[Given exercise]:
Leave out the pictures and repeat the rest of the material exactly.

[Collection entries]:
··········
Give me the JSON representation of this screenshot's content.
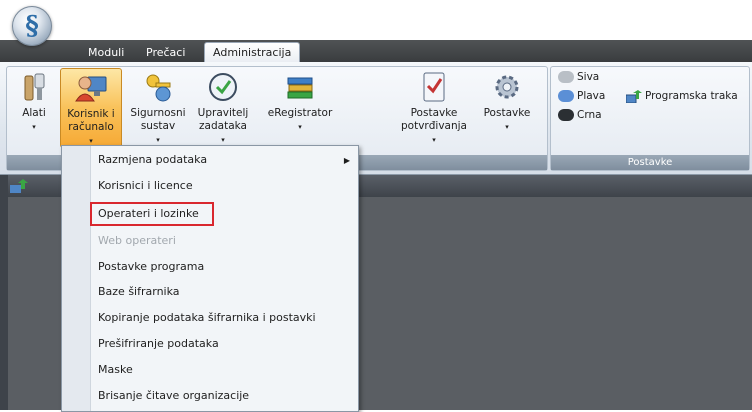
{
  "tabs": [
    "Moduli",
    "Prečaci",
    "Administracija"
  ],
  "active_tab": "Administracija",
  "ribbon": {
    "buttons": [
      {
        "label": "Alati",
        "caret": "▾",
        "icon": "tools-icon"
      },
      {
        "label": "Korisnik i\nračunalo",
        "caret": "▾",
        "icon": "user-computer-icon"
      },
      {
        "label": "Sigurnosni\nsustav",
        "caret": "▾",
        "icon": "security-key-icon"
      },
      {
        "label": "Upravitelj\nzadataka",
        "caret": "▾",
        "icon": "task-manager-clock-icon"
      },
      {
        "label": "eRegistrator",
        "caret": "▾",
        "icon": "books-icon"
      },
      {
        "label": "Postavke\npotvrđivanja",
        "caret": "▾",
        "icon": "checklist-icon"
      },
      {
        "label": "Postavke",
        "caret": "▾",
        "icon": "gear-icon"
      }
    ],
    "theme_options": [
      {
        "label": "Siva",
        "color": "#b9bfc6"
      },
      {
        "label": "Plava",
        "color": "#5b8fd6"
      },
      {
        "label": "Crna",
        "color": "#2b2f33"
      }
    ],
    "programska_traka": "Programska traka",
    "group_label": "Postavke"
  },
  "menu": {
    "items": [
      {
        "label": "Razmjena podataka",
        "submenu": true,
        "disabled": false
      },
      {
        "label": "Korisnici i licence",
        "submenu": false,
        "disabled": false
      },
      {
        "label": "Operateri i lozinke",
        "submenu": false,
        "disabled": false
      },
      {
        "label": "Web operateri",
        "submenu": false,
        "disabled": true
      },
      {
        "label": "Postavke programa",
        "submenu": false,
        "disabled": false
      },
      {
        "label": "Baze šifrarnika",
        "submenu": false,
        "disabled": false
      },
      {
        "label": "Kopiranje podataka šifrarnika i postavki",
        "submenu": false,
        "disabled": false
      },
      {
        "label": "Prešifriranje podataka",
        "submenu": false,
        "disabled": false
      },
      {
        "label": "Maske",
        "submenu": false,
        "disabled": false
      },
      {
        "label": "Brisanje čitave organizacije",
        "submenu": false,
        "disabled": false
      }
    ],
    "submenu_arrow": "▶"
  },
  "colors": {
    "highlight": "#d9272e",
    "pressed": "#f9c25a"
  }
}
··········
[Solution]:
Give me the JSON representation of this screenshot's content.
{
  "tabs": [
    "Moduli",
    "Prečaci",
    "Administracija"
  ],
  "active_tab": "Administracija",
  "ribbon": {
    "buttons": [
      {
        "label": "Alati",
        "caret": "▾",
        "icon": "tools-icon"
      },
      {
        "label": "Korisnik i\nračunalo",
        "caret": "▾",
        "icon": "user-computer-icon"
      },
      {
        "label": "Sigurnosni\nsustav",
        "caret": "▾",
        "icon": "security-key-icon"
      },
      {
        "label": "Upravitelj\nzadataka",
        "caret": "▾",
        "icon": "task-manager-clock-icon"
      },
      {
        "label": "eRegistrator",
        "caret": "▾",
        "icon": "books-icon"
      },
      {
        "label": "Postavke\npotvrđivanja",
        "caret": "▾",
        "icon": "checklist-icon"
      },
      {
        "label": "Postavke",
        "caret": "▾",
        "icon": "gear-icon"
      }
    ],
    "theme_options": [
      {
        "label": "Siva",
        "color": "#b9bfc6"
      },
      {
        "label": "Plava",
        "color": "#5b8fd6"
      },
      {
        "label": "Crna",
        "color": "#2b2f33"
      }
    ],
    "programska_traka": "Programska traka",
    "group_label": "Postavke"
  },
  "menu": {
    "items": [
      {
        "label": "Razmjena podataka",
        "submenu": true,
        "disabled": false
      },
      {
        "label": "Korisnici i licence",
        "submenu": false,
        "disabled": false
      },
      {
        "label": "Operateri i lozinke",
        "submenu": false,
        "disabled": false
      },
      {
        "label": "Web operateri",
        "submenu": false,
        "disabled": true
      },
      {
        "label": "Postavke programa",
        "submenu": false,
        "disabled": false
      },
      {
        "label": "Baze šifrarnika",
        "submenu": false,
        "disabled": false
      },
      {
        "label": "Kopiranje podataka šifrarnika i postavki",
        "submenu": false,
        "disabled": false
      },
      {
        "label": "Prešifriranje podataka",
        "submenu": false,
        "disabled": false
      },
      {
        "label": "Maske",
        "submenu": false,
        "disabled": false
      },
      {
        "label": "Brisanje čitave organizacije",
        "submenu": false,
        "disabled": false
      }
    ],
    "submenu_arrow": "▶"
  },
  "colors": {
    "highlight": "#d9272e",
    "pressed": "#f9c25a"
  }
}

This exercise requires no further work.